• [OBJECTIVE 1]:
From the records, copy out every line starting with the one that contains "verse-line: [96, 473, 536, 490]" and continuing through the one that contains "stanza: [96, 473, 536, 574]", both included.

• [SOURCE DOCUMENT]:

Goal: Add the REDQ algorithm with end-to-end train/evaluate/predict/resume support for continuous-control tasks.
Architecture: Reuse the existing SAC/TQC continuous-control pipeline and add a dedicated REDQ model, algorithm, and trainer. REDQ will use an SAC-style squashed-Gaussian actor with an ensemble of scalar critics, randomized subset target selection, and configurable multiple gradient updates per environment collection step.
Tech Stack: Python, PyTorch, Gymnasium, pytest
Task 1: Define REDQ behavior with failing unit tests¶
Files: - Create: tests/test_redq_update.py - Reference: tests/test_tqc_update.py
Step 1: Write the failing test
Add tests that define: - the REDQ MLP model samples bounded actions and returns (batch, num_critics) Q-values - the random subset selector returns the requested number of critic indices without duplicates - redq_loss(...) returns named metrics - REDQ.update(...) returns one gradient step and named metrics
Step 2: Run test to verify it fails
Run: PYTHONPATH=src pytest tests/test_redq_update.py -q
Expected: FAIL because the REDQ modules do not exist yet.
Step 3: Write minimal implementation
Create the REDQ model and algorithm with only the behavior required by the tests.
Step 4: Run test to verify it passes
Run: PYTHONPATH=src pytest tests/test_redq_update.py -q
Expected: PASS
Task 2: Add REDQ training loop coverage¶
Files: - Create: src/rl_training/runtime/redq_trainer.py - Create: tests/test_redq_trainer_smoke.py - Reference: src/rl_training/runtime/sac_trainer.py - Reference: src/rl_training/runtime/tqc_trainer.py
Step 1: Write the failing test
Add a smoke test that trains REDQ for a short Pendulum-v1 run and asserts checkpoint creation plus basic metrics such as global_step and eval_return_mean.
Step 2: Run test to verify it fails
Run: PYTHONPATH=src pytest tests/test_redq_trainer_smoke.py -q
Expected: FAIL because the REDQ trainer does not exist yet.
Step 3: Write minimal implementation
Implement train_redq(...) and evaluation helpers by adapting the continuous-control trainer flow already used by SAC/TQC.

• [RECORDED INFORMATION]:
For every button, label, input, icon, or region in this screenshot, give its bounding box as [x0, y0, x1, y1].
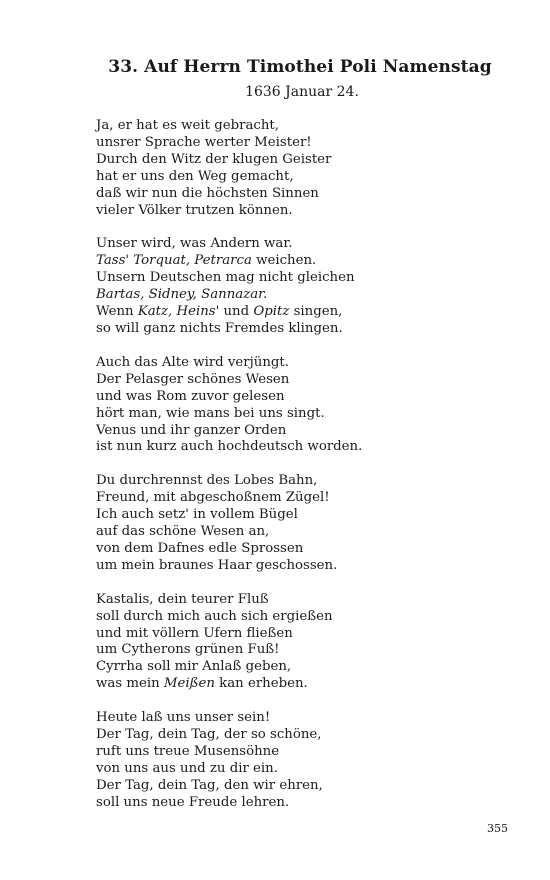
verse-line: [96, 473, 536, 490]
verse-segment: was mein: [96, 676, 164, 692]
verse-segment: weichen.: [251, 253, 317, 269]
verse-segment: Cyrrha soll mir Anlaß geben,: [96, 659, 292, 675]
verse-segment-italic: Bartas, Sidney, Sannazar.: [96, 287, 268, 303]
verse-segment: hat er uns den Weg gemacht,: [96, 168, 294, 184]
verse-segment: Ich auch setz' in vollem Bügel: [96, 507, 298, 523]
verse-segment: und mit völlern Ufern fließen: [96, 625, 293, 641]
verse-line: [96, 186, 536, 203]
verse-line: [96, 287, 536, 304]
verse-line: [96, 372, 536, 389]
verse-segment: von dem Dafnes edle Sprossen: [96, 540, 304, 556]
verse-segment: ist nun kurz auch hochdeutsch worden.: [96, 439, 363, 455]
verse-line: [96, 727, 536, 744]
verse-segment: hört man, wie mans bei uns singt.: [96, 405, 325, 421]
stanza: [96, 473, 536, 574]
verse-segment: Unser wird, was Andern war.: [96, 236, 293, 252]
stanza: [96, 592, 536, 693]
verse-line: [96, 439, 536, 456]
stanza: [96, 355, 536, 456]
verse-segment: und was Rom zuvor gelesen: [96, 388, 285, 404]
verse-segment: kan erheben.: [214, 676, 308, 692]
verse-line: [96, 507, 536, 524]
verse-line: [96, 321, 536, 338]
verse-segment: Heute laß uns unser sein!: [96, 710, 271, 726]
verse-segment: um mein braunes Haar geschossen.: [96, 557, 338, 573]
verse-line: [96, 152, 536, 169]
verse-line: [96, 389, 536, 406]
verse-line: [96, 778, 536, 795]
verse-segment: und: [219, 304, 254, 320]
verse-segment: Der Tag, dein Tag, den wir ehren,: [96, 777, 323, 793]
page-number: 355: [487, 822, 508, 835]
verse-segment: Venus und ihr ganzer Orden: [96, 422, 287, 438]
verse-line: [96, 609, 536, 626]
verse-segment: ruft uns treue Musensöhne: [96, 744, 280, 759]
verse-segment: unsrer Sprache werter Meister!: [96, 134, 312, 150]
verse-segment: Ja, er hat es weit gebracht,: [96, 118, 279, 133]
verse-segment: Auch das Alte wird verjüngt.: [96, 354, 289, 370]
verse-line: [96, 304, 536, 321]
verse-line: [96, 524, 536, 541]
verse-segment: Wenn: [96, 304, 138, 320]
poem-title: 33. Auf Herrn Timothei Poli Namenstag: [108, 57, 492, 77]
verse-segment: so will ganz nichts Fremdes klingen.: [96, 320, 343, 336]
verse-line: [96, 541, 536, 558]
verse-line: [96, 423, 536, 440]
verse-line: [96, 626, 536, 643]
stanza: [96, 236, 536, 337]
verse-line: [96, 169, 536, 186]
verse-line: [96, 592, 536, 609]
verse-line: [96, 406, 536, 423]
verse-segment: Der Tag, dein Tag, der so schöne,: [96, 727, 322, 743]
poem-body: [96, 118, 536, 829]
verse-line: [96, 135, 536, 152]
stanza: [96, 710, 536, 811]
verse-segment: vieler Völker trutzen können.: [96, 202, 293, 218]
verse-segment: soll durch mich auch sich ergießen: [96, 608, 333, 624]
verse-line: [96, 118, 536, 135]
verse-segment-italic: Opitz: [253, 304, 290, 320]
verse-segment: Durch den Witz der klugen Geister: [96, 151, 332, 167]
verse-segment: soll uns neue Freude lehren.: [96, 794, 290, 810]
verse-line: [96, 355, 536, 372]
verse-segment: singen,: [289, 304, 343, 320]
verse-segment: Unsern Deutschen mag nicht gleichen: [96, 270, 355, 286]
verse-segment: Kastalis, dein teurer Fluß: [96, 591, 269, 607]
verse-segment: Freund, mit abgeschoßnem Zügel!: [96, 490, 330, 506]
verse-line: [96, 659, 536, 676]
verse-segment: von uns aus und zu dir ein.: [96, 760, 278, 776]
verse-segment: um Cytherons grünen Fuß!: [96, 642, 280, 658]
verse-line: [96, 558, 536, 575]
verse-segment-italic: Tass' Torquat, Petrarca: [96, 253, 252, 269]
poem-date: 1636 Januar 24.: [245, 84, 359, 100]
verse-segment: Der Pelasger schönes Wesen: [96, 371, 290, 387]
verse-line: [96, 642, 536, 659]
verse-line: [96, 744, 536, 761]
verse-line: [96, 253, 536, 270]
verse-segment: daß wir nun die höchsten Sinnen: [96, 185, 319, 201]
verse-segment: Du durchrennst des Lobes Bahn,: [96, 473, 318, 489]
verse-segment: auf das schöne Wesen an,: [96, 524, 270, 540]
verse-line: [96, 203, 536, 220]
verse-line: [96, 490, 536, 507]
verse-segment-italic: Meißen: [163, 676, 215, 692]
verse-line: [96, 710, 536, 727]
verse-line: [96, 270, 536, 287]
verse-segment-italic: Katz, Heins': [137, 304, 220, 320]
verse-line: [96, 761, 536, 778]
verse-line: [96, 795, 536, 812]
verse-line: [96, 236, 536, 253]
stanza: [96, 118, 536, 219]
verse-line: [96, 676, 536, 693]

• [OBJECTIVE 2]:
Pick up the REDQ implementation plan after its last sentence and write what comes next.

• [RESULT 1]:
verse-line: [96, 473, 536, 490]
verse-segment: was mein: [96, 676, 164, 692]
verse-segment: weichen.: [251, 253, 317, 269]
verse-segment: Cyrrha soll mir Anlaß geben,: [96, 659, 292, 675]
verse-segment-italic: Bartas, Sidney, Sannazar.: [96, 287, 268, 303]
verse-segment: hat er uns den Weg gemacht,: [96, 168, 294, 184]
verse-segment: Ich auch setz' in vollem Bügel: [96, 507, 298, 523]
verse-segment: und mit völlern Ufern fließen: [96, 625, 293, 641]
verse-line: [96, 186, 536, 203]
verse-line: [96, 287, 536, 304]
verse-line: [96, 372, 536, 389]
verse-segment: von dem Dafnes edle Sprossen: [96, 540, 304, 556]
verse-segment: ist nun kurz auch hochdeutsch worden.: [96, 439, 363, 455]
verse-line: [96, 727, 536, 744]
verse-segment: hört man, wie mans bei uns singt.: [96, 405, 325, 421]
stanza: [96, 473, 536, 574]

• [RESULT 2]:
Step 4: Run test to verify it passes
Run: PYTHONPATH=src pytest tests/test_redq_trainer_smoke.py -q
Expected: PASS
Task 3: Wire registry, API, CLI-facing integration, and example coverage¶
Files: - Create: configs/redq/pendulum.yaml - Create: examples/redq_pendulum_reference.py - Create: tests/test_redq_reference_script.py - Modify: src/rl_training/models/__init__.py - Modify: src/rl_training/algorithms/__init__.py - Modify: src/rl_training/api/algorithms.py - Modify: src/rl_training/api/__init__.py - Modify: src/rl_training/__init__.py - Modify: src/rl_training/experiment/registry.py - Modify: tests/test_cli.py - Modify: tests/test_public_api.py - Modify: tests/test_package_api_exports.py - Modify: tests/test_checkpoint_workflows.py - Modify: tests/test_experiment_manager.py
Step 1: Write the failing tests
Add focused coverage for: - CLI train command with a REDQ YAML config - managed public API learn/evaluate/predict flow - package export visibility - checkpoint evaluation workflow - experiment manager spec registration - example script smoke execution
Step 2: Run tests to verify they fail
Run: PYTHONPATH=src pytest tests/test_cli.py tests/test_public_api.py tests/test_package_api_exports.py tests/test_checkpoint_workflows.py tests/test_experiment_manager.py tests/test_redq_reference_script.py -q
Expected: FAIL because REDQ is not yet registered end-to-end.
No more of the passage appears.